→ **Problem to work on**: For the copy, please give all of the data again exactly and leave the pictures out.

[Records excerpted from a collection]
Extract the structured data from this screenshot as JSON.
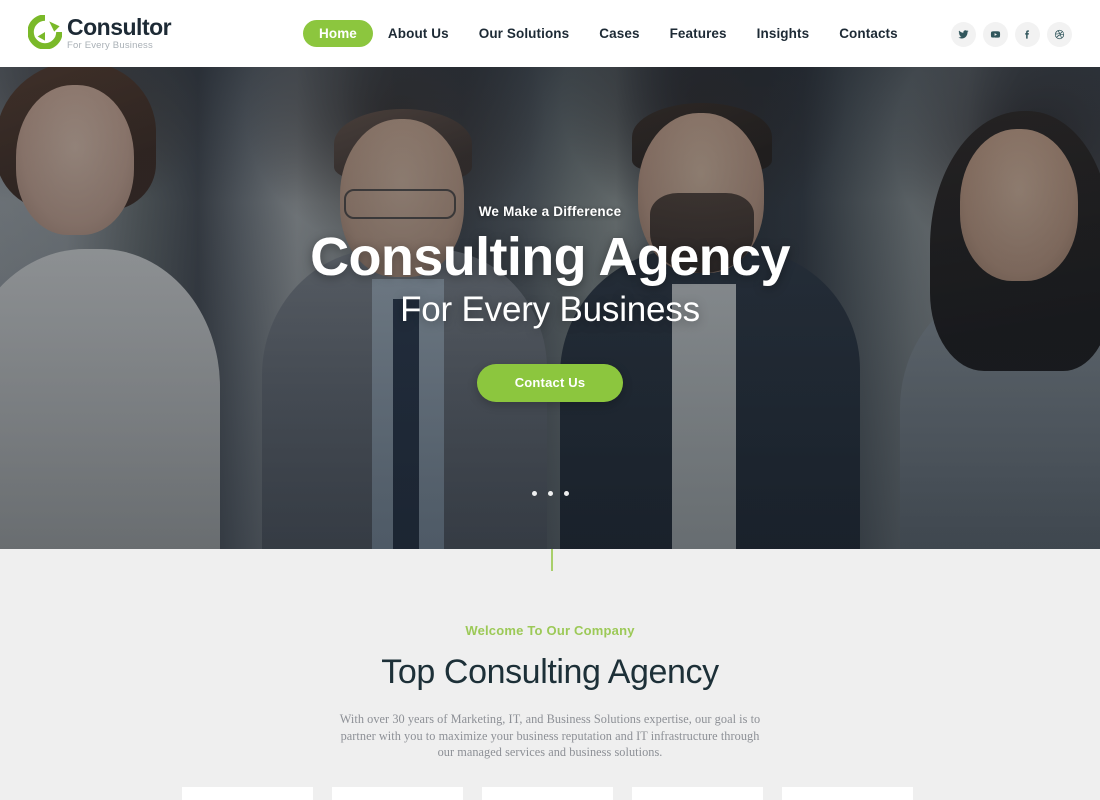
{
  "brand": {
    "name": "Consultor",
    "tagline": "For Every Business",
    "logo_icon": "circular-c-arrow-logo",
    "accent_green": "#8cc63e",
    "eyebrow_green": "#9cc957",
    "dark_text": "#1d2a35"
  },
  "nav": {
    "items": [
      {
        "label": "Home",
        "active": true
      },
      {
        "label": "About Us",
        "active": false
      },
      {
        "label": "Our Solutions",
        "active": false
      },
      {
        "label": "Cases",
        "active": false
      },
      {
        "label": "Features",
        "active": false
      },
      {
        "label": "Insights",
        "active": false
      },
      {
        "label": "Contacts",
        "active": false
      }
    ]
  },
  "socials": [
    {
      "name": "twitter-icon",
      "title": "Twitter"
    },
    {
      "name": "youtube-icon",
      "title": "YouTube"
    },
    {
      "name": "facebook-icon",
      "title": "Facebook"
    },
    {
      "name": "dribbble-icon",
      "title": "Dribbble"
    }
  ],
  "hero": {
    "eyebrow": "We Make a Difference",
    "title": "Consulting Agency",
    "subtitle": "For Every Business",
    "cta_label": "Contact Us",
    "slides": 3,
    "active_slide": 1
  },
  "welcome": {
    "eyebrow": "Welcome To Our Company",
    "title": "Top Consulting Agency",
    "description": "With over 30 years of Marketing, IT, and Business Solutions expertise, our goal is to partner with you to maximize your business reputation and IT infrastructure through our managed services and business solutions."
  },
  "feature_cards": [
    {
      "index": 1
    },
    {
      "index": 2
    },
    {
      "index": 3
    },
    {
      "index": 4
    },
    {
      "index": 5
    }
  ]
}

→ **Task result**:
Extract the structured data from this screenshot as JSON.
{
  "brand": {
    "name": "Consultor",
    "tagline": "For Every Business",
    "logo_icon": "circular-c-arrow-logo",
    "accent_green": "#8cc63e",
    "eyebrow_green": "#9cc957",
    "dark_text": "#1d2a35"
  },
  "nav": {
    "items": [
      {
        "label": "Home",
        "active": true
      },
      {
        "label": "About Us",
        "active": false
      },
      {
        "label": "Our Solutions",
        "active": false
      },
      {
        "label": "Cases",
        "active": false
      },
      {
        "label": "Features",
        "active": false
      },
      {
        "label": "Insights",
        "active": false
      },
      {
        "label": "Contacts",
        "active": false
      }
    ]
  },
  "socials": [
    {
      "name": "twitter-icon",
      "title": "Twitter"
    },
    {
      "name": "youtube-icon",
      "title": "YouTube"
    },
    {
      "name": "facebook-icon",
      "title": "Facebook"
    },
    {
      "name": "dribbble-icon",
      "title": "Dribbble"
    }
  ],
  "hero": {
    "eyebrow": "We Make a Difference",
    "title": "Consulting Agency",
    "subtitle": "For Every Business",
    "cta_label": "Contact Us",
    "slides": 3,
    "active_slide": 1
  },
  "welcome": {
    "eyebrow": "Welcome To Our Company",
    "title": "Top Consulting Agency",
    "description": "With over 30 years of Marketing, IT, and Business Solutions expertise, our goal is to partner with you to maximize your business reputation and IT infrastructure through our managed services and business solutions."
  },
  "feature_cards": [
    {
      "index": 1
    },
    {
      "index": 2
    },
    {
      "index": 3
    },
    {
      "index": 4
    },
    {
      "index": 5
    }
  ]
}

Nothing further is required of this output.